▶ Exercise
Across the material below, how many lines contain the word "this"? Give only the number.

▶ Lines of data
** START **

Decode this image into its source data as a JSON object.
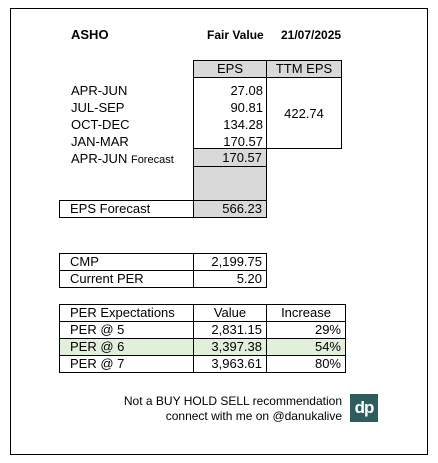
{
  "header": {
    "ticker": "ASHO",
    "fair_value_label": "Fair Value",
    "date": "21/07/2025"
  },
  "eps_table": {
    "col_eps": "EPS",
    "col_ttm": "TTM EPS",
    "rows": [
      {
        "label": "APR-JUN",
        "value": "27.08"
      },
      {
        "label": "JUL-SEP",
        "value": "90.81"
      },
      {
        "label": "OCT-DEC",
        "value": "134.28"
      },
      {
        "label": "JAN-MAR",
        "value": "170.57"
      }
    ],
    "forecast_label_main": "APR-JUN",
    "forecast_label_suffix": "Forecast",
    "forecast_value": "170.57",
    "ttm_value": "422.74"
  },
  "eps_forecast": {
    "label": "EPS Forecast",
    "value": "566.23"
  },
  "market": {
    "cmp_label": "CMP",
    "cmp_value": "2,199.75",
    "per_label": "Current PER",
    "per_value": "5.20"
  },
  "per_table": {
    "headers": [
      "PER Expectations",
      "Value",
      "Increase"
    ],
    "rows": [
      {
        "label": "PER @ 5",
        "value": "2,831.15",
        "increase": "29%"
      },
      {
        "label": "PER @ 6",
        "value": "3,397.38",
        "increase": "54%"
      },
      {
        "label": "PER @ 7",
        "value": "3,963.61",
        "increase": "80%"
      }
    ]
  },
  "footer": {
    "disclaimer": "Not a BUY HOLD SELL recommendation",
    "contact": "connect with me on @danukalive",
    "logo_text": "dp"
  },
  "colors": {
    "grey_fill": "#d9d9d9",
    "green_fill": "#e2efda",
    "logo_bg": "#2f5d5e"
  }
}
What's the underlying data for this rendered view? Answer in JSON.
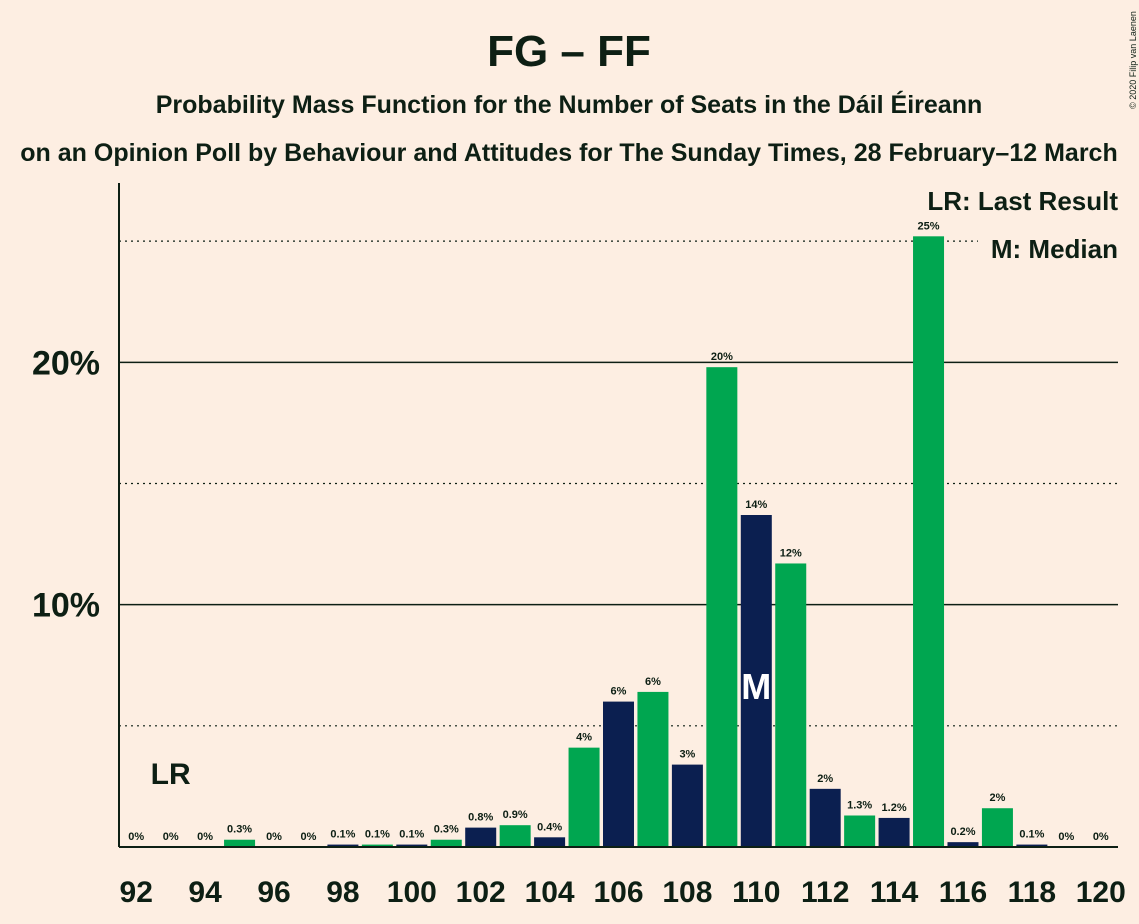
{
  "chart_data": {
    "type": "bar",
    "title": "FG – FF",
    "subtitle": "Probability Mass Function for the Number of Seats in the Dáil Éireann",
    "subtitle2": "on an Opinion Poll by Behaviour and Attitudes for The Sunday Times, 28 February–12 March",
    "copyright": "© 2020 Filip van Laenen",
    "x": [
      92,
      93,
      94,
      95,
      96,
      97,
      98,
      99,
      100,
      101,
      102,
      103,
      104,
      105,
      106,
      107,
      108,
      109,
      110,
      111,
      112,
      113,
      114,
      115,
      116,
      117,
      118,
      119,
      120
    ],
    "values": [
      0,
      0,
      0,
      0.3,
      0,
      0,
      0.1,
      0.1,
      0.1,
      0.3,
      0.8,
      0.9,
      0.4,
      4.1,
      6,
      6.4,
      3.4,
      19.8,
      13.7,
      11.7,
      2.4,
      1.3,
      1.2,
      25.2,
      0.2,
      1.6,
      0.1,
      0,
      0
    ],
    "value_labels": [
      "0%",
      "0%",
      "0%",
      "0.3%",
      "0%",
      "0%",
      "0.1%",
      "0.1%",
      "0.1%",
      "0.3%",
      "0.8%",
      "0.9%",
      "0.4%",
      "4%",
      "6%",
      "6%",
      "3%",
      "20%",
      "14%",
      "12%",
      "2%",
      "1.3%",
      "1.2%",
      "25%",
      "0.2%",
      "2%",
      "0.1%",
      "0%",
      "0%"
    ],
    "colors": [
      "#0b1f50",
      "#00a650",
      "#0b1f50",
      "#00a650",
      "#0b1f50",
      "#00a650",
      "#0b1f50",
      "#00a650",
      "#0b1f50",
      "#00a650",
      "#0b1f50",
      "#00a650",
      "#0b1f50",
      "#00a650",
      "#0b1f50",
      "#00a650",
      "#0b1f50",
      "#00a650",
      "#0b1f50",
      "#00a650",
      "#0b1f50",
      "#00a650",
      "#0b1f50",
      "#00a650",
      "#0b1f50",
      "#00a650",
      "#0b1f50",
      "#00a650",
      "#0b1f50"
    ],
    "xlim": [
      91.5,
      120.5
    ],
    "xticks": [
      92,
      94,
      96,
      98,
      100,
      102,
      104,
      106,
      108,
      110,
      112,
      114,
      116,
      118,
      120
    ],
    "ylim": [
      0,
      27.4
    ],
    "yticks": [
      {
        "value": 10,
        "label": "10%"
      },
      {
        "value": 20,
        "label": "20%"
      }
    ],
    "minor_yticks": [
      5,
      15,
      25
    ],
    "grid": true,
    "last_result": {
      "x": 93,
      "label": "LR"
    },
    "median": {
      "x": 110,
      "label": "M"
    },
    "legend": [
      "LR: Last Result",
      "M: Median"
    ]
  }
}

** END **

▶ Right answer
2